[What to work on] Collect all the lines that mention the word "Diseño".

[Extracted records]
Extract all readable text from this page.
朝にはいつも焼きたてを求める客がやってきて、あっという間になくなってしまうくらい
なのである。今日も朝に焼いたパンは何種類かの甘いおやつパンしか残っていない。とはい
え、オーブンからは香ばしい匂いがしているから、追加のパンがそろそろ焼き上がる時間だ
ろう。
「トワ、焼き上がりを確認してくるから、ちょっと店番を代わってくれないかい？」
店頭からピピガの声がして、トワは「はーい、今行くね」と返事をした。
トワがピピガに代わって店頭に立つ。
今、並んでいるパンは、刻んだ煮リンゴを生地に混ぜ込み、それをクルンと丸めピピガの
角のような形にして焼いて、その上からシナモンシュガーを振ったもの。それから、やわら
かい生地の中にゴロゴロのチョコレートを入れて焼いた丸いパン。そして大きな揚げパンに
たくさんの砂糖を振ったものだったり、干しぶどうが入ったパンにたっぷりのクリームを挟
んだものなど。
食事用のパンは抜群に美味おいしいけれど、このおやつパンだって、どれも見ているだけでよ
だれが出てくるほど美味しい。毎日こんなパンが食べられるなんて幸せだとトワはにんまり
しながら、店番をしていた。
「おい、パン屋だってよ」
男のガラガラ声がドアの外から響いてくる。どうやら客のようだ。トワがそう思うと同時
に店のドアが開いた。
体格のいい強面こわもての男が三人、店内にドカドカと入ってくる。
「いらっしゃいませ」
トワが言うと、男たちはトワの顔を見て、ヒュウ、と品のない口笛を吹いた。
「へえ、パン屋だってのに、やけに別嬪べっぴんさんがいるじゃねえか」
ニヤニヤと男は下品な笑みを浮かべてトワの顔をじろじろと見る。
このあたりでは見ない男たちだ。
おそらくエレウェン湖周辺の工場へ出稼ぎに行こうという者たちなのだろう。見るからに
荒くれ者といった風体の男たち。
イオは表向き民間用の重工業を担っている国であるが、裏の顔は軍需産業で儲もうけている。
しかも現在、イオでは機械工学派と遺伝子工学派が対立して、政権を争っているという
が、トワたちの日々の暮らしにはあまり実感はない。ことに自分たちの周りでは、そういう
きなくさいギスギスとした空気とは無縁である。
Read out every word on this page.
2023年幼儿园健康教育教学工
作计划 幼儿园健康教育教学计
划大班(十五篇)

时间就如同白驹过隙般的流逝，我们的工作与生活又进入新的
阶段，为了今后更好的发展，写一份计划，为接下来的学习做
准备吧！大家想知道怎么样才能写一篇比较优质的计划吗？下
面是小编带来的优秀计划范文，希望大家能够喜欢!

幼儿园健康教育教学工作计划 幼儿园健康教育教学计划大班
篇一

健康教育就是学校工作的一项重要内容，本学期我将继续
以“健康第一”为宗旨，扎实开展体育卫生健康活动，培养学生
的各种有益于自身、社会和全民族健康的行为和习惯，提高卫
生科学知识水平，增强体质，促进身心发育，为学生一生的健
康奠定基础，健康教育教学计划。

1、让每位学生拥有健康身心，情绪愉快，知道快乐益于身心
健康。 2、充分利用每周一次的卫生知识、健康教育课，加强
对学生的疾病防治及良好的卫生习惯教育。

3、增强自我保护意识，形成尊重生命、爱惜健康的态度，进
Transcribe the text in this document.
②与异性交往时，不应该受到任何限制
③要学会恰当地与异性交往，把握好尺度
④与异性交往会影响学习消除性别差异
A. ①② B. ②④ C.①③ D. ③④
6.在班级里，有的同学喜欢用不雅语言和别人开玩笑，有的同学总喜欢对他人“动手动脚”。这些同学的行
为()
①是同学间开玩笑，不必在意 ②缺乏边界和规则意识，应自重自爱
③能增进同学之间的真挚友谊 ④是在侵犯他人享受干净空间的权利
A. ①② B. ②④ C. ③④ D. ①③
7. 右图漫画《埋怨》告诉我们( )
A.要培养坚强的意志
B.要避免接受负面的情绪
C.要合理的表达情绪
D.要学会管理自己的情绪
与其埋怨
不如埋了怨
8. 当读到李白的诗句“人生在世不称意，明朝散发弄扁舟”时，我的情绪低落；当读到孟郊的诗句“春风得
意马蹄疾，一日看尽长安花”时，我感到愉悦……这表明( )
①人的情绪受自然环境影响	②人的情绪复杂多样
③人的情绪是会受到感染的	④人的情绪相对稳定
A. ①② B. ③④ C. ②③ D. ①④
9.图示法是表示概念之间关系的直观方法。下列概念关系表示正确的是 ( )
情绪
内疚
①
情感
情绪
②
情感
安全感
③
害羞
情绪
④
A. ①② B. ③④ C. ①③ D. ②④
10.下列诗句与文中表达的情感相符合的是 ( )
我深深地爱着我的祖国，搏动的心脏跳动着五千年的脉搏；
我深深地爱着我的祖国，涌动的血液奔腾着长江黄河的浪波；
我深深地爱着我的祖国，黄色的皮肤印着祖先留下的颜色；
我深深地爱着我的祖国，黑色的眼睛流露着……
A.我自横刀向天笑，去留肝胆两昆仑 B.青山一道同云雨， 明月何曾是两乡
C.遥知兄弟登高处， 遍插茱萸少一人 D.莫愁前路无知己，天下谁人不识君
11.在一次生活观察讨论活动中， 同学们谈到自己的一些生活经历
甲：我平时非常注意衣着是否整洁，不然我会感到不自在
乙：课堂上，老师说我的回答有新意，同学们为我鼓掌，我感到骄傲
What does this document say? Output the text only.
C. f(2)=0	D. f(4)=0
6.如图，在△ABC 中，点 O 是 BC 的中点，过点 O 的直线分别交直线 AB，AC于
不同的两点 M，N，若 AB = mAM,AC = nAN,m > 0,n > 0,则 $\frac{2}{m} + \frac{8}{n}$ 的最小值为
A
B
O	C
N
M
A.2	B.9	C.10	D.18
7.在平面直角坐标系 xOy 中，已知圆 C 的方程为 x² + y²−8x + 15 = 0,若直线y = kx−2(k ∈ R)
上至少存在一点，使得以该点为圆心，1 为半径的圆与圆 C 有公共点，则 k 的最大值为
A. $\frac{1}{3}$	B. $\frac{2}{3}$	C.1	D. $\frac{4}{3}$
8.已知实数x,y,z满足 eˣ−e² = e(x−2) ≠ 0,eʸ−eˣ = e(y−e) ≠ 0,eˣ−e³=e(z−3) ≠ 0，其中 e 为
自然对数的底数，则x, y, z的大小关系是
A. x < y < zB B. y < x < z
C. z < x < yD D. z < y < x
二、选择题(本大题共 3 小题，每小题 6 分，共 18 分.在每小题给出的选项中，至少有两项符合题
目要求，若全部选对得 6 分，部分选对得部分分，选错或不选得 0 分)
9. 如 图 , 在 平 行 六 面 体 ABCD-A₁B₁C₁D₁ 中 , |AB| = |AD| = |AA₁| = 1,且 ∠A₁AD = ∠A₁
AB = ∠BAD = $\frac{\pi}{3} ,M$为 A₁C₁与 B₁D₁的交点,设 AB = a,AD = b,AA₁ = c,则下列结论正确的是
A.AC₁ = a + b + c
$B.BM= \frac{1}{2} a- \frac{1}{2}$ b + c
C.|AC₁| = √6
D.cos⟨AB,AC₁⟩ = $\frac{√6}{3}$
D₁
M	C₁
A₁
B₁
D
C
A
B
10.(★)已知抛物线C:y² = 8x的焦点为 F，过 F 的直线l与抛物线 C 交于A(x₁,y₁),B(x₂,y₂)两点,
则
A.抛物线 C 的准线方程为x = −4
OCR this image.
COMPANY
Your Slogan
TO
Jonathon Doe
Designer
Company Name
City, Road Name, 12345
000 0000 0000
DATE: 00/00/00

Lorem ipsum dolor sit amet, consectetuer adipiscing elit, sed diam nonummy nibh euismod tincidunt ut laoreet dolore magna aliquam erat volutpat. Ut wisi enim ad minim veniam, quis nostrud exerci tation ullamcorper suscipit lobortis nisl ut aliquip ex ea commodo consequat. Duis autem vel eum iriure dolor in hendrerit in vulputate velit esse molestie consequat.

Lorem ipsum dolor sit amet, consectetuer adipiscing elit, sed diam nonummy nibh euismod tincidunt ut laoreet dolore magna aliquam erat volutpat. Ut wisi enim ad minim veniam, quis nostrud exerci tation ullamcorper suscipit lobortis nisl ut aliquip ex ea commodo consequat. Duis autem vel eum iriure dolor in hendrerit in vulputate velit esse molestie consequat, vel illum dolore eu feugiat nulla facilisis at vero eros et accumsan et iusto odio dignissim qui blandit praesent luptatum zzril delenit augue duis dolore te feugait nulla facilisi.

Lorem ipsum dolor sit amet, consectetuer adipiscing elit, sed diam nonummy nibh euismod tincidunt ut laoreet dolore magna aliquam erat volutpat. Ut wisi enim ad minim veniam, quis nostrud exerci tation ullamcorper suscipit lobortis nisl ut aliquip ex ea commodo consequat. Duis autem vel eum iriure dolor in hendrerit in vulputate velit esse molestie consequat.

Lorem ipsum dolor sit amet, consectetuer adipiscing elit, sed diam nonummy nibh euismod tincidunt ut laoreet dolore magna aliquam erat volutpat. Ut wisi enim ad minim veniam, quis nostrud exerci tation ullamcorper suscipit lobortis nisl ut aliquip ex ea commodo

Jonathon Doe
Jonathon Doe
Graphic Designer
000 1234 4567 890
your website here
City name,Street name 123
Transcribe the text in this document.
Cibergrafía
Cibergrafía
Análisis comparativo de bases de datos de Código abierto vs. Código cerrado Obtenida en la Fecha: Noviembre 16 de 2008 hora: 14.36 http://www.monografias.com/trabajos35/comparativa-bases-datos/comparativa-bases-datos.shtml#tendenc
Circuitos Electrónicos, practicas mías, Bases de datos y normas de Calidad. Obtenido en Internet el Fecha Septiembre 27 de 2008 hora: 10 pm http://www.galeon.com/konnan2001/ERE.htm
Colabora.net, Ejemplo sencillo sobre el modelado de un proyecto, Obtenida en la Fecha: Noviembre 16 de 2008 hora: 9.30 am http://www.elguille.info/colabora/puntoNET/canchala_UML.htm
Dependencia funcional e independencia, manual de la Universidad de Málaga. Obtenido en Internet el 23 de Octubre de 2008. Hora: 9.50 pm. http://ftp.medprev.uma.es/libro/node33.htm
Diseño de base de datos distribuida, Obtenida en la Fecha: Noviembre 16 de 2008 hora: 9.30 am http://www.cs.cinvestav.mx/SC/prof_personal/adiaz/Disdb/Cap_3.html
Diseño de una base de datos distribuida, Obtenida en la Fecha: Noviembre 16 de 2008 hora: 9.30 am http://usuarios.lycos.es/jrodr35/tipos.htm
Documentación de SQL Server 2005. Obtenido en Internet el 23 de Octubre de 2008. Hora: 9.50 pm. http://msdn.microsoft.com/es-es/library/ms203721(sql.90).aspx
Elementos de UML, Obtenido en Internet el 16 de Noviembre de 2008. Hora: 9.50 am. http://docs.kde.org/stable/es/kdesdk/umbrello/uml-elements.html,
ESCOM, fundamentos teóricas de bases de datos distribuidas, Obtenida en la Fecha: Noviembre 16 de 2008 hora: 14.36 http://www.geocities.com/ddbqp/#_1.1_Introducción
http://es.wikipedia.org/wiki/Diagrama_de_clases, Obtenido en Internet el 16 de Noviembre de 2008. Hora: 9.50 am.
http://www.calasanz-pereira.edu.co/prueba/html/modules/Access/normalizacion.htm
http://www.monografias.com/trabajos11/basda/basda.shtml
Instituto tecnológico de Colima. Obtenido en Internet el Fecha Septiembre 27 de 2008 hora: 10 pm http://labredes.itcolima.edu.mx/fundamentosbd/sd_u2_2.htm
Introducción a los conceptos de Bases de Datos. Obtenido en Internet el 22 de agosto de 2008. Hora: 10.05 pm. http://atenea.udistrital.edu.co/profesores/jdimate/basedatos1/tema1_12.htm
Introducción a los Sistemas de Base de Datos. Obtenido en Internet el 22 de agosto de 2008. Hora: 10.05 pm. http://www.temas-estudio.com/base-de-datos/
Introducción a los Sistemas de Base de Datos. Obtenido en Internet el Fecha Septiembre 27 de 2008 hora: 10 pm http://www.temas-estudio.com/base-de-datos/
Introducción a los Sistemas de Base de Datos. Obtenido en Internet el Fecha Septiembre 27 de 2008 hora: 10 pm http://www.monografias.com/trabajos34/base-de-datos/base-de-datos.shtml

[Task response]
Diseño de base de datos distribuida, Obtenida en la Fecha: Noviembre 16 de 2008 hora: 9.30 am http://www.cs.cinvestav.mx/SC/prof_personal/adiaz/Disdb/Cap_3.html
Diseño de una base de datos distribuida, Obtenida en la Fecha: Noviembre 16 de 2008 hora: 9.30 am http://usuarios.lycos.es/jrodr35/tipos.htm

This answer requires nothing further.